* _WORK INSTRUCTION_: Read the text below about the Quality Power Electrical Equipments IPO and state the day on which the issue closes for bidding.

* _TEXT FOR ANALYSIS_:

##############################

The initial public offering (IPO) of Quality Power Electrical Equipments kicks-off for bidding today, that is on Friday, February 14. The company is selling its shares in the range of Rs 401-425 apiece and investors can apply for a minimum of 26 equity shares and its multiples thereafter. The issue shall close for bidding on Tuesday, February 18.
Incorporated in 2001, Sangli-based Quality Power Electrical Equipments is engaged in the business of energy transition equipment and power technologies. It provides high-voltage electrical equipment and solutions for grid connectivity and energy transition, specializing in power products across generation, transmission, distribution, and automation sectors.
The Rs 858.70 crore IPO of Quality Power Electrical Equipments includes a fresh share sale of Rs 225 crore and an-offer-for-sale (OFS) of up to 1,49,10,500 shares worth Rs 633.70 crore. The net proceeds from the issue shall be utilized towards acquisition of Mehru Electrical and Mechanical Engineers, funding capex needs, funding inorganic growth and general corporate purposes.
Quality Power manufactures critical high-voltage equipment for high voltage direct current (HVDC) and flexible AC transmission systems (FACTS) networks, enabling energy transition from renewable sources to power grids. It offers reactors, transformers, converters, and grid interconnection solutions globally with over 20 years of experience.
Quality Power Electrical Equipments reported a net profit of Rs 50.08 crore with a revenue of Rs 182.72 crore for the six months ended on September 30, 2024. The company clocked a bottomline of Rs 55.47 crore with a revenue of Rs 331.4 crore for the financial year 2023-24. Quality Power commands a market capitalization of Rs 3,291.38 crore.
Quality Power has reserved 75 per cent of the net issue for the qualified institutional bidders (QIBs), while non-institutional investors (NIIs) shall be offered 15 per cent of the allocation. Remaining 10 per cent of the shares shall be allocated towards the retail investors of the issue.

##############################

* _PROVIDED DATA_:

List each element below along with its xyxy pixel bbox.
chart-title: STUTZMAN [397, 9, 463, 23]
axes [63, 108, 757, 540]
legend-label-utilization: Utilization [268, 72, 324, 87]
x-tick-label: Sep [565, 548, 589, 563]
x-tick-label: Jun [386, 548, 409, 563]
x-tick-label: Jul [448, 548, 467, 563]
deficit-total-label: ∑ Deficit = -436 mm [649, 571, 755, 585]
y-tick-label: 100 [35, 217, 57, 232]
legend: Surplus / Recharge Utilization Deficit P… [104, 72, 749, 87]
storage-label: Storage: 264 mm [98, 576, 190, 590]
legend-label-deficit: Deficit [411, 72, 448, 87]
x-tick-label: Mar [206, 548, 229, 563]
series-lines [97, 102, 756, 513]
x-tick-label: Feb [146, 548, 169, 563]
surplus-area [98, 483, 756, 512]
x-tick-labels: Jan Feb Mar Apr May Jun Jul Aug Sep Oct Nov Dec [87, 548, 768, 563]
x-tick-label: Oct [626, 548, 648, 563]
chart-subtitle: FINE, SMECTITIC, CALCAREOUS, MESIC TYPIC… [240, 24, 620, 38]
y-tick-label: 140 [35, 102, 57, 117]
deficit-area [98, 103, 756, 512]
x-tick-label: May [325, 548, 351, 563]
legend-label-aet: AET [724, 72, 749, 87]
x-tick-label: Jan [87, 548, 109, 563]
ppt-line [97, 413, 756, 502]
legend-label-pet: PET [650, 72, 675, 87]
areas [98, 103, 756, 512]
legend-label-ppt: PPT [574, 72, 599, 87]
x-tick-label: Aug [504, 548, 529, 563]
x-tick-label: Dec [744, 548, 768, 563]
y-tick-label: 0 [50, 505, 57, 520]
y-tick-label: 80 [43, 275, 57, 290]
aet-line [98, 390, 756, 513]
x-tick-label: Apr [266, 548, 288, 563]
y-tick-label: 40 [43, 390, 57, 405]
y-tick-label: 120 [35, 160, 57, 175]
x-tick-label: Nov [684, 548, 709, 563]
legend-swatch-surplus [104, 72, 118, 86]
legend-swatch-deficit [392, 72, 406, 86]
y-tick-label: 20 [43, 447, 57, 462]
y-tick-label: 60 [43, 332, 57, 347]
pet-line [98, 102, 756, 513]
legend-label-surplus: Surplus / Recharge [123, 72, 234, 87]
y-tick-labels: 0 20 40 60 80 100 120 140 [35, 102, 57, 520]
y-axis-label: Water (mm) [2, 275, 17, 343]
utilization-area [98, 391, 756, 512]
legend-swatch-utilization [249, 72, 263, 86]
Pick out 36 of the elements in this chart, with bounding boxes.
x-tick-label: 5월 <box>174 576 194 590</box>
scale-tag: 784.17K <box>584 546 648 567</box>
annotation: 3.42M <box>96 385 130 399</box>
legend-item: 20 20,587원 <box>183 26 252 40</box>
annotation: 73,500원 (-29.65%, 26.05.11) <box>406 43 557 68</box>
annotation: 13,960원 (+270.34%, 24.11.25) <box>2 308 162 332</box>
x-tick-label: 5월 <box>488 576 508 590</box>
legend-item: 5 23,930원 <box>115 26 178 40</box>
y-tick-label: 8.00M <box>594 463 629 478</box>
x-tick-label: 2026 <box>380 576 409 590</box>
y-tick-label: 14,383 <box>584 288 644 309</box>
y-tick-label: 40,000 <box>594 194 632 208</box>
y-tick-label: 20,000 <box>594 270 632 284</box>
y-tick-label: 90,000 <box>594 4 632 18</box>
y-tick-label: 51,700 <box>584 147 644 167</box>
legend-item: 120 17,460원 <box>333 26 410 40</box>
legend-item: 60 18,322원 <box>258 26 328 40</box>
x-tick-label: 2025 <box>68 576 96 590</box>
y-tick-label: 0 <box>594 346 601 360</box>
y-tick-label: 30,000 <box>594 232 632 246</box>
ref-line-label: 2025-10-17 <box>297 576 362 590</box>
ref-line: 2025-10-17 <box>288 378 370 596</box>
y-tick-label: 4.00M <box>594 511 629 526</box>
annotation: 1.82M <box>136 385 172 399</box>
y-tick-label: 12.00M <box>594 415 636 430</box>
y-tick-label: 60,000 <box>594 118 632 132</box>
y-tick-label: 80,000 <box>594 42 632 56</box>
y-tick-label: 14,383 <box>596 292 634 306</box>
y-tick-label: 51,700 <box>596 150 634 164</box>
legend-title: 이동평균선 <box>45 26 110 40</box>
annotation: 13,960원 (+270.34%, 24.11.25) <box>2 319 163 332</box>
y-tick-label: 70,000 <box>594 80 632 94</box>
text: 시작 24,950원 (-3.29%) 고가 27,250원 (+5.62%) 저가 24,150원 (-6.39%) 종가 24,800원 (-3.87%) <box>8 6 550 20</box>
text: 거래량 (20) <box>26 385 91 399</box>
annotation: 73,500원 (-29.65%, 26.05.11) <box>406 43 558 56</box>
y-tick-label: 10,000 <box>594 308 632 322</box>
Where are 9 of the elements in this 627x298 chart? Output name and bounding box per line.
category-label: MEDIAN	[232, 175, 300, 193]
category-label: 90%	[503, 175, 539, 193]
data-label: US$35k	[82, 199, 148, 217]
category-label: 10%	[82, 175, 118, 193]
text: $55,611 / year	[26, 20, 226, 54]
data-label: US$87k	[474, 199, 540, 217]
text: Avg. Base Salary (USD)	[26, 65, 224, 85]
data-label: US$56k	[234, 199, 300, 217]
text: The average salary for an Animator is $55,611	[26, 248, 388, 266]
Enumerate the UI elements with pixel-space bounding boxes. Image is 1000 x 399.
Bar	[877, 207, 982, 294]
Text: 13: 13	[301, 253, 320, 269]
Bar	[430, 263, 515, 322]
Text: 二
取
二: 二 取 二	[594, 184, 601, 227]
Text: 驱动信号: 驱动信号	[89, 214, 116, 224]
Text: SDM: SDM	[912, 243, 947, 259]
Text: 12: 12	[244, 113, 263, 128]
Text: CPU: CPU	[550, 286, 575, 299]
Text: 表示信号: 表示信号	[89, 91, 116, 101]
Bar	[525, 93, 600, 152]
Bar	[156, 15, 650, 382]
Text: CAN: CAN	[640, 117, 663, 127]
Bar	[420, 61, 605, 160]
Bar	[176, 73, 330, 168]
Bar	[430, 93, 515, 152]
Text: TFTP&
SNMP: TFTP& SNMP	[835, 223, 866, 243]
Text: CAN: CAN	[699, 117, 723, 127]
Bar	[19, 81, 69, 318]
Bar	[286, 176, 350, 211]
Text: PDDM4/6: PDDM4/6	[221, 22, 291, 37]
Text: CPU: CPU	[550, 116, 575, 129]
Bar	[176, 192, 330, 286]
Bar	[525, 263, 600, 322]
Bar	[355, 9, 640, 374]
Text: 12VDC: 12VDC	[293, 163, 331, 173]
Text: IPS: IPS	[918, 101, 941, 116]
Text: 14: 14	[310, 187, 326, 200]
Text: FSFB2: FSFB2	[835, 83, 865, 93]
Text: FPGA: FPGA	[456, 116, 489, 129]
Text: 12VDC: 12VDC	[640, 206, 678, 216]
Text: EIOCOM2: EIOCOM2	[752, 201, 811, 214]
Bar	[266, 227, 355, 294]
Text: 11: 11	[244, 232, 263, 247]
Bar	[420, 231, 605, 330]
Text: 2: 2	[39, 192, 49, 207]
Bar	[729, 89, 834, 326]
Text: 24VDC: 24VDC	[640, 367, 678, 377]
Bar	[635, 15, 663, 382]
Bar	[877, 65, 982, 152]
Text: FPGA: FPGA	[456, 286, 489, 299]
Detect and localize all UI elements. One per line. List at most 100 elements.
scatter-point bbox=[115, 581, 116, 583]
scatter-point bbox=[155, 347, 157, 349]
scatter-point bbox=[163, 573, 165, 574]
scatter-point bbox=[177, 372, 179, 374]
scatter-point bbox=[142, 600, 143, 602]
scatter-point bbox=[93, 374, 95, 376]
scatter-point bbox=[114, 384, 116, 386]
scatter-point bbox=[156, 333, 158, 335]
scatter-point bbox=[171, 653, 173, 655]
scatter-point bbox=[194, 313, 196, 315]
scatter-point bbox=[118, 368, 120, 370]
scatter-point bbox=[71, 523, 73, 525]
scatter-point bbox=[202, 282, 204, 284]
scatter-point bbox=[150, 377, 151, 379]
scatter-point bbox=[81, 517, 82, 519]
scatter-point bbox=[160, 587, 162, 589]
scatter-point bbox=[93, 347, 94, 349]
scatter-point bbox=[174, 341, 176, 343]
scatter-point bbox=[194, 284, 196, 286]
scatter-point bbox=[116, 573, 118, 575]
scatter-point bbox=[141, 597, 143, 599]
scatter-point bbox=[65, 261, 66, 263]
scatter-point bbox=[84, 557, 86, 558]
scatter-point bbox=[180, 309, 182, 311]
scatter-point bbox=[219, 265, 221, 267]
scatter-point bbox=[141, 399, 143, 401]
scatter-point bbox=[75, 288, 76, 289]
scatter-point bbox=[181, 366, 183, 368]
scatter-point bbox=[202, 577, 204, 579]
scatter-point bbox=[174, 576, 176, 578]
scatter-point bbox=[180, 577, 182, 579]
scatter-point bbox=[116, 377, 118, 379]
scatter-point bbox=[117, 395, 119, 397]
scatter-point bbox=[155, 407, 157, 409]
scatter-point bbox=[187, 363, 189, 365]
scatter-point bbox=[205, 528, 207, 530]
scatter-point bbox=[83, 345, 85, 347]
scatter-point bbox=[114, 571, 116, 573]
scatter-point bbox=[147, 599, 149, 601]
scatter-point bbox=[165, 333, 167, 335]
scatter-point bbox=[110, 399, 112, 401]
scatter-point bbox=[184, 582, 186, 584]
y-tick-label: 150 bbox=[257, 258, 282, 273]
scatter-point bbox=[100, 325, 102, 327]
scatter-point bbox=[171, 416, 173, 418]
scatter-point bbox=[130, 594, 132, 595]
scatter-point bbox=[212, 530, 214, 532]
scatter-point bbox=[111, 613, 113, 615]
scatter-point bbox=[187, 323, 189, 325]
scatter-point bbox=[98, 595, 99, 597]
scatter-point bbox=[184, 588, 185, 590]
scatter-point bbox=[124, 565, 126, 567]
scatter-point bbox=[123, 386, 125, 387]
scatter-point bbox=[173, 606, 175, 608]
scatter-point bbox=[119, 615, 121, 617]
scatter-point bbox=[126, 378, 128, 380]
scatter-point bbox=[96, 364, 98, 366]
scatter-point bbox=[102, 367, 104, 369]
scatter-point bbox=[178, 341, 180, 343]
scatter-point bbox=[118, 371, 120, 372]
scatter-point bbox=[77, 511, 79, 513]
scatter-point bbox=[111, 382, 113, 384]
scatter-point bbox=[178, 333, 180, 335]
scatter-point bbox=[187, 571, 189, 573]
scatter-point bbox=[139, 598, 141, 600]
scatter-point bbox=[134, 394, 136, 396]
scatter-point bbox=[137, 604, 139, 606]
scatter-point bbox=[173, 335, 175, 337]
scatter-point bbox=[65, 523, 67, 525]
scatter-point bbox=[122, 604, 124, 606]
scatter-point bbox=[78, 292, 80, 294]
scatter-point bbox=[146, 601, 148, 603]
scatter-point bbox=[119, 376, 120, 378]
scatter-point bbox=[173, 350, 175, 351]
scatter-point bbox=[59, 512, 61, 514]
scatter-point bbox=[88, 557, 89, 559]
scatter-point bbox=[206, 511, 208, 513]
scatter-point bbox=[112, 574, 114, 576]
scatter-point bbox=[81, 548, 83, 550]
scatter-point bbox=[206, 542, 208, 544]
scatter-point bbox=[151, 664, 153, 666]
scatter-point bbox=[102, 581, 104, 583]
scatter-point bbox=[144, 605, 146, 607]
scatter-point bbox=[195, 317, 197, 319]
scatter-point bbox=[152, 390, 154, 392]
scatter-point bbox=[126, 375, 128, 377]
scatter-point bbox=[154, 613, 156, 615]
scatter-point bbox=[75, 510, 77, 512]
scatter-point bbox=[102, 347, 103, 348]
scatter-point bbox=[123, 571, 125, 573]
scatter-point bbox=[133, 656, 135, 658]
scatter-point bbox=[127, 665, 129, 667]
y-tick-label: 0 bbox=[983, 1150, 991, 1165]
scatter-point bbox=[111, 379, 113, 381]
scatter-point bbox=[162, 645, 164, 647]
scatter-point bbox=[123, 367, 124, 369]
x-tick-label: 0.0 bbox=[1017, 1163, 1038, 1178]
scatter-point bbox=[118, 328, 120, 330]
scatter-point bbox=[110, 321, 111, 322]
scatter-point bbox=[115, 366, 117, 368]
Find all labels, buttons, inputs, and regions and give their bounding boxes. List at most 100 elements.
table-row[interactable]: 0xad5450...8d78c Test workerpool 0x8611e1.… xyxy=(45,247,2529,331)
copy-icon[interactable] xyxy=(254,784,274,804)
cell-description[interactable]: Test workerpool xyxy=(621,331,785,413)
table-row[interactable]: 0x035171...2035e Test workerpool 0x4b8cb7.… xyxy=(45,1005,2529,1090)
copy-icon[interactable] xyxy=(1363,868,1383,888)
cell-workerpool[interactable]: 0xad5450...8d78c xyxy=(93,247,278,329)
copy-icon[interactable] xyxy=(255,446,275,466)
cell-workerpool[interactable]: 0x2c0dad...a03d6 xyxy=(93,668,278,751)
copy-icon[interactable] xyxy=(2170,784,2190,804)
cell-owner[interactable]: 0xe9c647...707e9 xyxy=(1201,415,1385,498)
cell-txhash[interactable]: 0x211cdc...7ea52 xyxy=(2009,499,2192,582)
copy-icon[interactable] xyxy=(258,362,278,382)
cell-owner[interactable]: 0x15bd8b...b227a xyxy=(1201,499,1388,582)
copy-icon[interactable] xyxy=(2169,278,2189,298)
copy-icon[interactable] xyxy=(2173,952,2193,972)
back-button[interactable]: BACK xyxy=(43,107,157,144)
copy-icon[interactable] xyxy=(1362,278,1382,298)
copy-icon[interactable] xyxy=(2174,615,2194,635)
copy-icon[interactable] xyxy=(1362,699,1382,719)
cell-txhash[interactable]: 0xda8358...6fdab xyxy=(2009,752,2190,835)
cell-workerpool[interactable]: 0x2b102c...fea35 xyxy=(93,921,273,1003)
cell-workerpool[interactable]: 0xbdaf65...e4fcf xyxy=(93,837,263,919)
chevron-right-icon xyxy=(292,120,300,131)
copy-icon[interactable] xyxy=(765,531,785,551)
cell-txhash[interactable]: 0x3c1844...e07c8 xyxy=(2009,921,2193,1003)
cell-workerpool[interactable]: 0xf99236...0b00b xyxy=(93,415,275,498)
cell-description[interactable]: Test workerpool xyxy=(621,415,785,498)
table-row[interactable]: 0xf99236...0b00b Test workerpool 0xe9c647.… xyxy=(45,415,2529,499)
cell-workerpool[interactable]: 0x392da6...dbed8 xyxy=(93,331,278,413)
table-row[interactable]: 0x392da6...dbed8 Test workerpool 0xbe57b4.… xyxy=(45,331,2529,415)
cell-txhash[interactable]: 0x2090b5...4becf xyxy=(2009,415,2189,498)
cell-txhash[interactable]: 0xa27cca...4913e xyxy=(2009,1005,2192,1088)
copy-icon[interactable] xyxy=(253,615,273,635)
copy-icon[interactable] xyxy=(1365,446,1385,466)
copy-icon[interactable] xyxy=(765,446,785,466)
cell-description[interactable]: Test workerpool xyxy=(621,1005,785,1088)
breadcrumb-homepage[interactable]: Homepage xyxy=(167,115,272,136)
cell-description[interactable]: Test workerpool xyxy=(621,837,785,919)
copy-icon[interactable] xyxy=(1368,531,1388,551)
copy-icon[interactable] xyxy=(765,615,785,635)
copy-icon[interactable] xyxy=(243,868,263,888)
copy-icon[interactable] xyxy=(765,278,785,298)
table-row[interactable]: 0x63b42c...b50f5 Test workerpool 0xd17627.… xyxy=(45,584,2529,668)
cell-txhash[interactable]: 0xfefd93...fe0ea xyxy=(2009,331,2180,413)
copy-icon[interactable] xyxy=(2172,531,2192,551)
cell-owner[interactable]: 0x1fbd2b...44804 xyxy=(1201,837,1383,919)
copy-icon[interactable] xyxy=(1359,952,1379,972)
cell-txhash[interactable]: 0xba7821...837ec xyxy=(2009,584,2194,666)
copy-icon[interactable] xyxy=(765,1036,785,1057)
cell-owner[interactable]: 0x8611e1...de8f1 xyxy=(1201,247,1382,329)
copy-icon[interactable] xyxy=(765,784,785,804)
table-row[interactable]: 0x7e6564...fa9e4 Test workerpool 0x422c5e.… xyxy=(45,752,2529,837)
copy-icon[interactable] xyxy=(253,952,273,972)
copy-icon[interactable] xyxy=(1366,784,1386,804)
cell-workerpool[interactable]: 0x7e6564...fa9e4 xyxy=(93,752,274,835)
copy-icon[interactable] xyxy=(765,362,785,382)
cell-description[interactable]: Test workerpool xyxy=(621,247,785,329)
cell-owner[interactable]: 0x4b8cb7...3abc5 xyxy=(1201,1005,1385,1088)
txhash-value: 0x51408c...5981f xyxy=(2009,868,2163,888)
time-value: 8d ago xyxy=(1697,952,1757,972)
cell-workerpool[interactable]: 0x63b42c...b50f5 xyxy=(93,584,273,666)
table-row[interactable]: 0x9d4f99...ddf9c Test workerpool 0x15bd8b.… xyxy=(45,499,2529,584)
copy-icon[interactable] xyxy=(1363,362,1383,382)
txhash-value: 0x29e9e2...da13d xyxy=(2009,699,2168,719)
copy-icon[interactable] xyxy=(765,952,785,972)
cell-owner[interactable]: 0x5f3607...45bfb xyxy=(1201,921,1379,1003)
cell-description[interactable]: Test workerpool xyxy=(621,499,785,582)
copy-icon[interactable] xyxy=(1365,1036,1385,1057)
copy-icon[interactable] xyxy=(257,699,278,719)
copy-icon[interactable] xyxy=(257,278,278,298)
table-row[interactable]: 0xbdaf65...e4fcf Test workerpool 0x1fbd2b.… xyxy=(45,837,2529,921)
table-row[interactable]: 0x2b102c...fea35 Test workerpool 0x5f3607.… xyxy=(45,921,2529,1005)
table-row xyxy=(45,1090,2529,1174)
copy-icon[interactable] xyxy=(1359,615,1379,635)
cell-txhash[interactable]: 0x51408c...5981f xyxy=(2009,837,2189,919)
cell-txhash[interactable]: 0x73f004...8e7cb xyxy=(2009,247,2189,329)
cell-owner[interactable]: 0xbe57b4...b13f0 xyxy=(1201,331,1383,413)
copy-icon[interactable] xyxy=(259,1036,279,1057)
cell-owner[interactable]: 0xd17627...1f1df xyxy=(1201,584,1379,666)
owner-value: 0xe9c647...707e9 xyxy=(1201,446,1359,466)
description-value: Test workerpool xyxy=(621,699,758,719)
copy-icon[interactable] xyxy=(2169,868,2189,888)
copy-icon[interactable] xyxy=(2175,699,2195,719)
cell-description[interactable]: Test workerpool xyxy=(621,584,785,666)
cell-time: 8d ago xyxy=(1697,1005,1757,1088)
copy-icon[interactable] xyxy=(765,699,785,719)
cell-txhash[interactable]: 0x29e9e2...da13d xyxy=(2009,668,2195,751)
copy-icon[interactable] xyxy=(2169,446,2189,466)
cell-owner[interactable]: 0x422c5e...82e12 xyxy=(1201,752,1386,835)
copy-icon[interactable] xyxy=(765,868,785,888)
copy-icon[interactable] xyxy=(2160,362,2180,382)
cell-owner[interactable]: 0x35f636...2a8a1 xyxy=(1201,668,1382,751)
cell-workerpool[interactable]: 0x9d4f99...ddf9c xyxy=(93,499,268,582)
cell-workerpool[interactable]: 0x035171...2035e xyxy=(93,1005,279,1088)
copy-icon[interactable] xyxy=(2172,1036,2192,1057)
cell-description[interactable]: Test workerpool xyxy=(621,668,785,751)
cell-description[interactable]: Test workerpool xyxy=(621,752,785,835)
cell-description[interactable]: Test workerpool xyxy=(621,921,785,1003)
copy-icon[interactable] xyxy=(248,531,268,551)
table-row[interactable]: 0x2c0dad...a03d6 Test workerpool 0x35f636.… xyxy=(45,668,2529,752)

##############################

* _WRITTEN SOLUTION_: Tuesday, February 18